What to do: From the listing below, pull each line that includes "Лесная".

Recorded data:
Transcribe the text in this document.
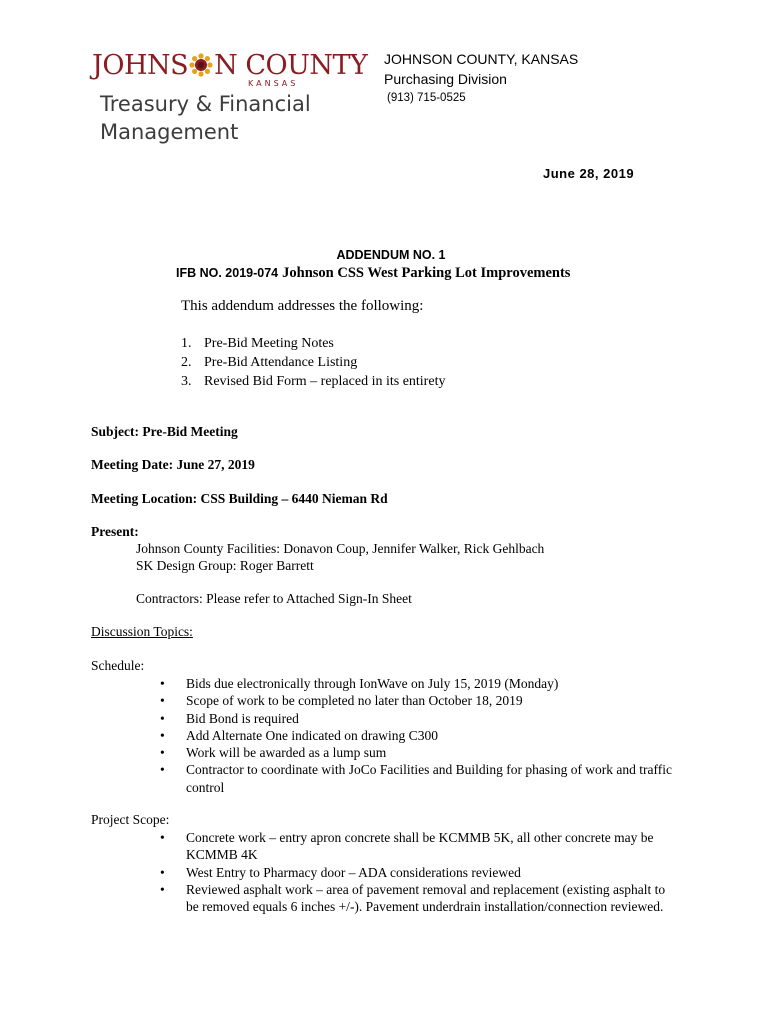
JOHNS N COUNTY
KANSAS
Treasury & Financial
Management
JOHNSON COUNTY, KANSAS
Purchasing Division
(913) 715-0525
June 28, 2019
ADDENDUM NO. 1
IFB NO. 2019-074 Johnson CSS West Parking Lot Improvements
This addendum addresses the following:
1. Pre-Bid Meeting Notes
2. Pre-Bid Attendance Listing
3. Revised Bid Form – replaced in its entirety
Subject: Pre-Bid Meeting
Meeting Date: June 27, 2019
Meeting Location: CSS Building – 6440 Nieman Rd
Present:
Johnson County Facilities: Donavon Coup, Jennifer Walker, Rick Gehlbach
SK Design Group: Roger Barrett
Contractors: Please refer to Attached Sign-In Sheet
Discussion Topics:
Schedule:
• Bids due electronically through IonWave on July 15, 2019 (Monday)
• Scope of work to be completed no later than October 18, 2019
• Bid Bond is required
• Add Alternate One indicated on drawing C300
• Work will be awarded as a lump sum
• Contractor to coordinate with JoCo Facilities and Building for phasing of work and traffic control
Project Scope:
• Concrete work – entry apron concrete shall be KCMMB 5K, all other concrete may be KCMMB 4K
• West Entry to Pharmacy door – ADA considerations reviewed
• Reviewed asphalt work – area of pavement removal and replacement (existing asphalt to be removed equals 6 inches +/-). Pavement underdrain installation/connection reviewed.
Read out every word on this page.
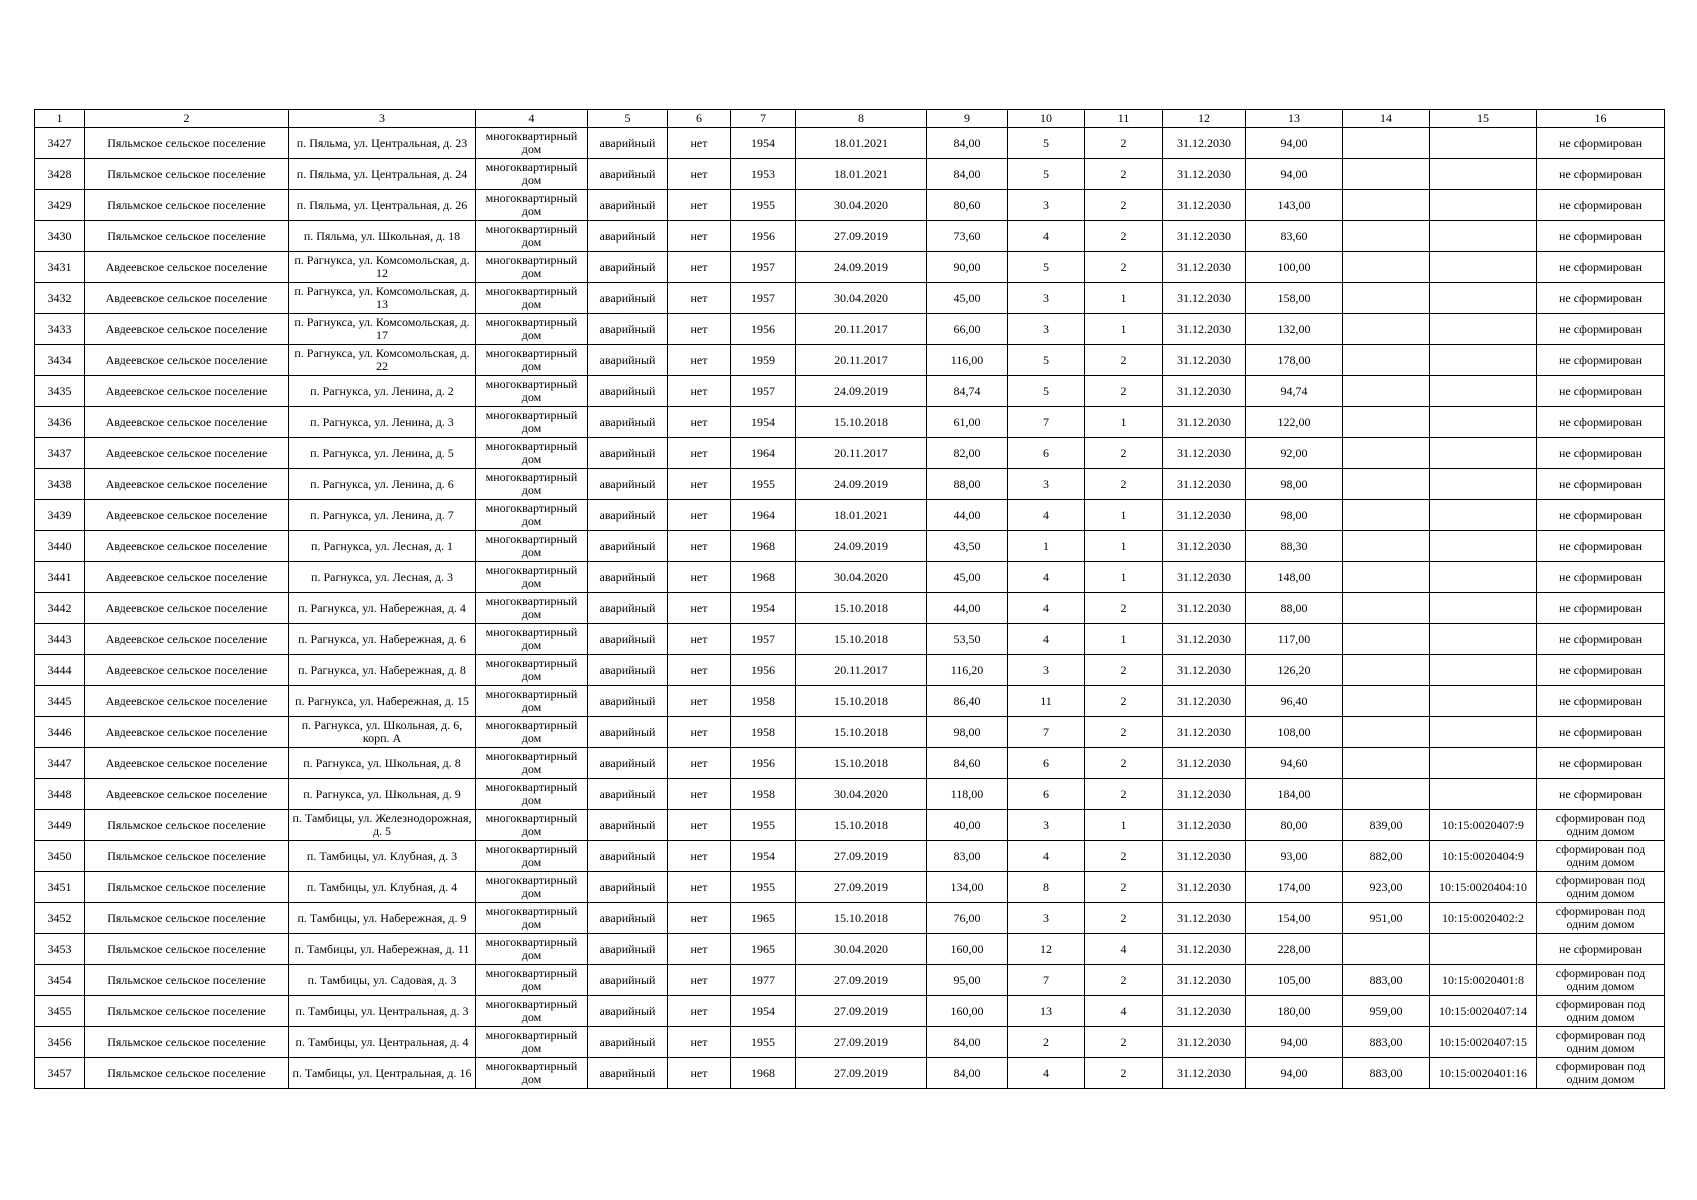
1	2	3	4	5	6	7	8	9	10	11	12	13	14	15	16
3427	Пяльмское сельское поселение	п. Пяльма, ул. Центральная, д. 23	многоквартирный дом	аварийный	нет	1954	18.01.2021	84,00	5	2	31.12.2030	94,00			не сформирован
3428	Пяльмское сельское поселение	п. Пяльма, ул. Центральная, д. 24	многоквартирный дом	аварийный	нет	1953	18.01.2021	84,00	5	2	31.12.2030	94,00			не сформирован
3429	Пяльмское сельское поселение	п. Пяльма, ул. Центральная, д. 26	многоквартирный дом	аварийный	нет	1955	30.04.2020	80,60	3	2	31.12.2030	143,00			не сформирован
3430	Пяльмское сельское поселение	п. Пяльма, ул. Школьная, д. 18	многоквартирный дом	аварийный	нет	1956	27.09.2019	73,60	4	2	31.12.2030	83,60			не сформирован
3431	Авдеевское сельское поселение	п. Рагнукса, ул. Комсомольская, д. 12	многоквартирный дом	аварийный	нет	1957	24.09.2019	90,00	5	2	31.12.2030	100,00			не сформирован
3432	Авдеевское сельское поселение	п. Рагнукса, ул. Комсомольская, д. 13	многоквартирный дом	аварийный	нет	1957	30.04.2020	45,00	3	1	31.12.2030	158,00			не сформирован
3433	Авдеевское сельское поселение	п. Рагнукса, ул. Комсомольская, д. 17	многоквартирный дом	аварийный	нет	1956	20.11.2017	66,00	3	1	31.12.2030	132,00			не сформирован
3434	Авдеевское сельское поселение	п. Рагнукса, ул. Комсомольская, д. 22	многоквартирный дом	аварийный	нет	1959	20.11.2017	116,00	5	2	31.12.2030	178,00			не сформирован
3435	Авдеевское сельское поселение	п. Рагнукса, ул. Ленина, д. 2	многоквартирный дом	аварийный	нет	1957	24.09.2019	84,74	5	2	31.12.2030	94,74			не сформирован
3436	Авдеевское сельское поселение	п. Рагнукса, ул. Ленина, д. 3	многоквартирный дом	аварийный	нет	1954	15.10.2018	61,00	7	1	31.12.2030	122,00			не сформирован
3437	Авдеевское сельское поселение	п. Рагнукса, ул. Ленина, д. 5	многоквартирный дом	аварийный	нет	1964	20.11.2017	82,00	6	2	31.12.2030	92,00			не сформирован
3438	Авдеевское сельское поселение	п. Рагнукса, ул. Ленина, д. 6	многоквартирный дом	аварийный	нет	1955	24.09.2019	88,00	3	2	31.12.2030	98,00			не сформирован
3439	Авдеевское сельское поселение	п. Рагнукса, ул. Ленина, д. 7	многоквартирный дом	аварийный	нет	1964	18.01.2021	44,00	4	1	31.12.2030	98,00			не сформирован
3440	Авдеевское сельское поселение	п. Рагнукса, ул. Лесная, д. 1	многоквартирный дом	аварийный	нет	1968	24.09.2019	43,50	1	1	31.12.2030	88,30			не сформирован
3441	Авдеевское сельское поселение	п. Рагнукса, ул. Лесная, д. 3	многоквартирный дом	аварийный	нет	1968	30.04.2020	45,00	4	1	31.12.2030	148,00			не сформирован
3442	Авдеевское сельское поселение	п. Рагнукса, ул. Набережная, д. 4	многоквартирный дом	аварийный	нет	1954	15.10.2018	44,00	4	2	31.12.2030	88,00			не сформирован
3443	Авдеевское сельское поселение	п. Рагнукса, ул. Набережная, д. 6	многоквартирный дом	аварийный	нет	1957	15.10.2018	53,50	4	1	31.12.2030	117,00			не сформирован
3444	Авдеевское сельское поселение	п. Рагнукса, ул. Набережная, д. 8	многоквартирный дом	аварийный	нет	1956	20.11.2017	116,20	3	2	31.12.2030	126,20			не сформирован
3445	Авдеевское сельское поселение	п. Рагнукса, ул. Набережная, д. 15	многоквартирный дом	аварийный	нет	1958	15.10.2018	86,40	11	2	31.12.2030	96,40			не сформирован
3446	Авдеевское сельское поселение	п. Рагнукса, ул. Школьная, д. 6, корп. А	многоквартирный дом	аварийный	нет	1958	15.10.2018	98,00	7	2	31.12.2030	108,00			не сформирован
3447	Авдеевское сельское поселение	п. Рагнукса, ул. Школьная, д. 8	многоквартирный дом	аварийный	нет	1956	15.10.2018	84,60	6	2	31.12.2030	94,60			не сформирован
3448	Авдеевское сельское поселение	п. Рагнукса, ул. Школьная, д. 9	многоквартирный дом	аварийный	нет	1958	30.04.2020	118,00	6	2	31.12.2030	184,00			не сформирован
3449	Пяльмское сельское поселение	п. Тамбицы, ул. Железнодорожная, д. 5	многоквартирный дом	аварийный	нет	1955	15.10.2018	40,00	3	1	31.12.2030	80,00	839,00	10:15:0020407:9	сформирован под одним домом
3450	Пяльмское сельское поселение	п. Тамбицы, ул. Клубная, д. 3	многоквартирный дом	аварийный	нет	1954	27.09.2019	83,00	4	2	31.12.2030	93,00	882,00	10:15:0020404:9	сформирован под одним домом
3451	Пяльмское сельское поселение	п. Тамбицы, ул. Клубная, д. 4	многоквартирный дом	аварийный	нет	1955	27.09.2019	134,00	8	2	31.12.2030	174,00	923,00	10:15:0020404:10	сформирован под одним домом
3452	Пяльмское сельское поселение	п. Тамбицы, ул. Набережная, д. 9	многоквартирный дом	аварийный	нет	1965	15.10.2018	76,00	3	2	31.12.2030	154,00	951,00	10:15:0020402:2	сформирован под одним домом
3453	Пяльмское сельское поселение	п. Тамбицы, ул. Набережная, д. 11	многоквартирный дом	аварийный	нет	1965	30.04.2020	160,00	12	4	31.12.2030	228,00			не сформирован
3454	Пяльмское сельское поселение	п. Тамбицы, ул. Садовая, д. 3	многоквартирный дом	аварийный	нет	1977	27.09.2019	95,00	7	2	31.12.2030	105,00	883,00	10:15:0020401:8	сформирован под одним домом
3455	Пяльмское сельское поселение	п. Тамбицы, ул. Центральная, д. 3	многоквартирный дом	аварийный	нет	1954	27.09.2019	160,00	13	4	31.12.2030	180,00	959,00	10:15:0020407:14	сформирован под одним домом
3456	Пяльмское сельское поселение	п. Тамбицы, ул. Центральная, д. 4	многоквартирный дом	аварийный	нет	1955	27.09.2019	84,00	2	2	31.12.2030	94,00	883,00	10:15:0020407:15	сформирован под одним домом
3457	Пяльмское сельское поселение	п. Тамбицы, ул. Центральная, д. 16	многоквартирный дом	аварийный	нет	1968	27.09.2019	84,00	4	2	31.12.2030	94,00	883,00	10:15:0020401:16	сформирован под одним домом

Worked answer:
3440	Авдеевское сельское поселение	п. Рагнукса, ул. Лесная, д. 1	многоквартирный дом	аварийный	нет	1968	24.09.2019	43,50	1	1	31.12.2030	88,30			не сформирован
3441	Авдеевское сельское поселение	п. Рагнукса, ул. Лесная, д. 3	многоквартирный дом	аварийный	нет	1968	30.04.2020	45,00	4	1	31.12.2030	148,00			не сформирован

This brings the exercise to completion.